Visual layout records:
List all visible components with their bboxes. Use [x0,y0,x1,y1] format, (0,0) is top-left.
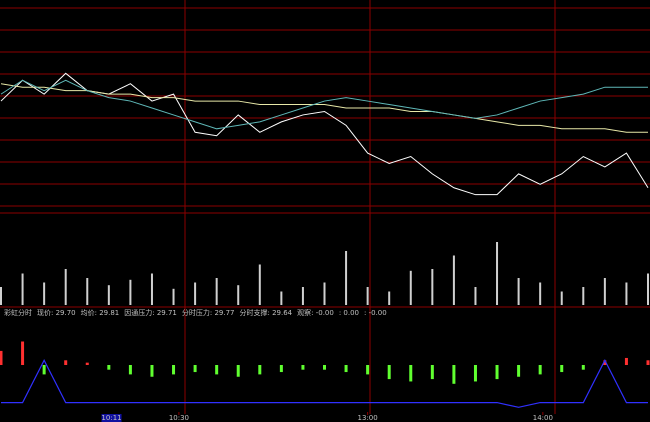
volume-bar [409,270,412,305]
indicator-bar [21,341,25,365]
indicator-bar [517,365,521,377]
indicator-label: 分时支撑: 29.64 [240,308,293,317]
volume-bar [345,251,348,305]
x-tick-label: 10:30 [169,414,189,422]
indicator-bar [215,365,219,375]
price-line [0,79,648,130]
indicator-label: 均价: 29.81 [81,308,120,317]
volume-bar [560,291,563,305]
indicator-bar [452,365,456,384]
indicator-bar [473,365,477,382]
volume-bar [258,264,261,305]
volume-bar [129,279,132,305]
volume-bar [496,242,499,305]
indicator-bar [236,365,240,377]
volume-bar [323,282,326,305]
volume-bar [517,278,520,305]
indicator-line [1,358,648,408]
indicator-bar [430,365,434,380]
indicator-bar [560,365,564,373]
indicator-bar [107,365,111,370]
indicator-bar [42,365,46,375]
indicator-label: 彩虹分时 [4,308,32,317]
indicator-bar [624,357,628,365]
volume-bar [237,285,240,305]
volume-bar [194,282,197,305]
indicator-label: 分时压力: 29.77 [182,308,235,317]
volume-bar [388,291,391,305]
volume-bar [452,255,455,305]
indicator-bar [366,365,370,375]
indicator-bar [538,365,542,375]
indicator-label: : 0.00 [339,309,359,317]
indicator-bar [603,360,607,365]
indicator-label: 现价: 29.70 [37,309,76,317]
indicator-bar [323,365,326,370]
indicator-bar [409,365,413,382]
indicator-bar [150,365,154,377]
volume-bar [539,282,542,305]
cursor-box [101,414,122,422]
indicator-label: 观察: -0.00 [297,308,334,317]
indicator-bar [172,365,176,375]
indicator-label: 因通压力: 29.71 [124,308,177,317]
volume-bar [301,287,304,305]
indicator-bar [646,360,650,365]
x-tick-label: 14:00 [533,414,553,422]
volume-bar [280,291,283,305]
indicator-bar [128,365,132,375]
indicator-bar [85,362,89,365]
volume-bar [647,273,649,305]
cursor-label: 10:11 [101,414,121,422]
indicator-bar [258,365,262,375]
indicator-bar [193,365,197,373]
volume-bar [603,278,606,305]
volume-bar [150,273,153,305]
volume-bar [582,287,585,305]
indicator-bar [301,365,305,370]
indicator-bar [0,350,3,365]
volume-bar [215,278,218,305]
indicator-bar [387,365,391,380]
volume-bar [43,282,46,305]
volume-bar [107,285,110,305]
volume-bar [431,269,434,305]
indicator-bar [495,365,499,380]
indicator-bar [344,365,348,373]
volume-bar [0,287,2,305]
volume-bar [625,282,628,305]
indicator-label: : -0.00 [364,309,387,317]
indicator-bar [64,360,68,365]
volume-bar [86,278,89,305]
indicator-bar [279,365,283,373]
volume-bar [21,273,24,305]
volume-bar [366,287,369,305]
indicator-bar [581,365,585,370]
price-line [0,83,648,133]
volume-bar [64,269,67,305]
volume-bar [172,288,175,305]
volume-bar [474,287,477,305]
x-tick-label: 13:00 [358,414,378,422]
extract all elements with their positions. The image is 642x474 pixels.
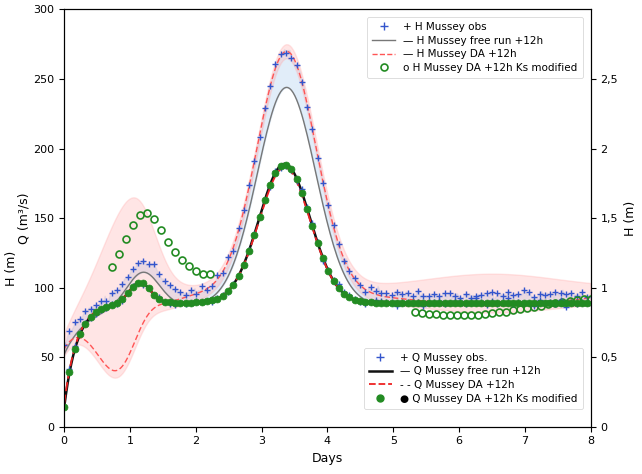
X-axis label: Days: Days: [312, 452, 343, 465]
Y-axis label: Q (m³/s): Q (m³/s): [17, 192, 31, 244]
Y-axis label: H (m): H (m): [623, 201, 636, 236]
Text: H (m): H (m): [5, 250, 18, 286]
Legend: + Q Mussey obs., — Q Mussey free run +12h, - - Q Mussey DA +12h, ● Q Mussey DA +: + Q Mussey obs., — Q Mussey free run +12…: [364, 347, 583, 409]
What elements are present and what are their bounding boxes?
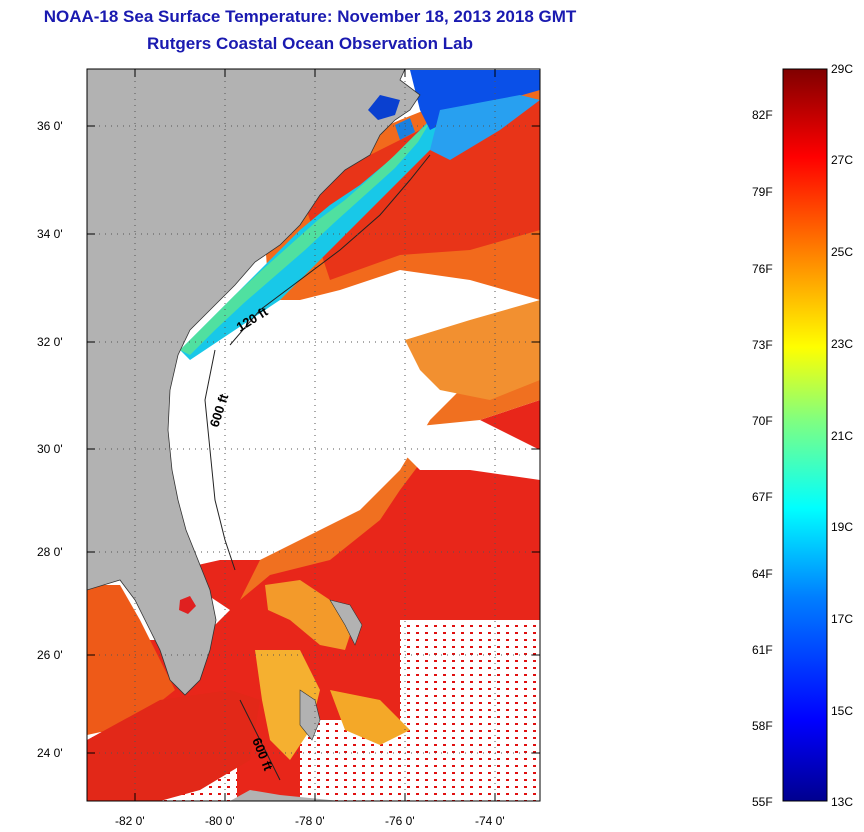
deep-warm-offshore — [300, 100, 540, 280]
map-title: NOAA-18 Sea Surface Temperature: Novembe… — [43, 7, 577, 26]
colorbar-c-label: 15C — [831, 704, 854, 718]
cloud-patch — [380, 420, 540, 480]
map-frame — [86, 68, 541, 802]
colorbar-f-label: 61F — [752, 643, 773, 657]
lat-tick-label: 30 0' — [37, 442, 63, 456]
contour-600ft-line — [204, 349, 236, 571]
lat-tick-label: 36 0' — [37, 119, 63, 133]
lon-tick-label: -80 0' — [205, 814, 235, 828]
bahamas-bank-east — [330, 690, 410, 745]
andros-island — [299, 689, 321, 741]
gulf-water — [87, 585, 175, 735]
colorbar-c-label: 25C — [831, 245, 854, 259]
orange-water-offshore — [405, 300, 540, 400]
colorbar-c-label: 27C — [831, 153, 854, 167]
colorbar-f-label: 76F — [752, 262, 773, 276]
colorbar-f-label: 58F — [752, 719, 773, 733]
gulf-strait-water — [87, 690, 260, 801]
cuba-landmass — [230, 790, 340, 801]
lon-tick-label: -82 0' — [115, 814, 145, 828]
colorbar-c-label: 13C — [831, 795, 854, 809]
colorbar-f-label: 64F — [752, 567, 773, 581]
sound-water — [368, 95, 400, 120]
colorbar — [782, 68, 828, 802]
lat-tick-label: 28 0' — [37, 545, 63, 559]
bahamas-bank — [265, 580, 355, 650]
us-landmass — [87, 69, 421, 696]
cool-north-water — [430, 95, 540, 160]
colorbar-c-label: 23C — [831, 337, 854, 351]
colorbar-f-label: 67F — [752, 490, 773, 504]
lat-tick-label: 32 0' — [37, 335, 63, 349]
lon-tick-label: -74 0' — [475, 814, 505, 828]
colorbar-f-label: 73F — [752, 338, 773, 352]
lat-tick-label: 24 0' — [37, 746, 63, 760]
colorbar-c-label: 19C — [831, 520, 854, 534]
map-grid — [87, 69, 540, 801]
colorbar-c-label: 17C — [831, 612, 854, 626]
map-panel — [87, 69, 540, 801]
cloud-patch — [400, 620, 540, 720]
colorbar-c-label: 29C — [831, 62, 854, 76]
map-frame-ticks — [87, 69, 540, 801]
bahamas-island — [329, 599, 363, 646]
map-subtitle: Rutgers Coastal Ocean Observation Lab — [147, 34, 473, 53]
colorbar-f-label: 82F — [752, 108, 773, 122]
great-bahama-bank — [255, 650, 320, 760]
cool-shelf-band — [180, 122, 430, 355]
colorbar-f-label: 70F — [752, 414, 773, 428]
lon-tick-label: -76 0' — [385, 814, 415, 828]
colorbar-f-label: 79F — [752, 185, 773, 199]
colorbar-f-label: 55F — [752, 795, 773, 809]
colorbar-c-label: 21C — [831, 429, 854, 443]
contour-600ft-line-south — [239, 699, 281, 781]
contour-120ft-line — [229, 154, 431, 346]
lon-tick-label: -78 0' — [295, 814, 325, 828]
lat-tick-label: 34 0' — [37, 227, 63, 241]
lake-okeechobee — [179, 596, 196, 614]
lat-tick-label: 26 0' — [37, 648, 63, 662]
cloud-patch — [300, 720, 540, 801]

Given instruction: Gather every line of the records above that contains the string "bahamas", matching case exactly.

Exercise output:
bahamas-bank-east — [330, 690, 410, 745]
bahamas-bank — [265, 580, 355, 650]
bahamas-island — [329, 599, 363, 646]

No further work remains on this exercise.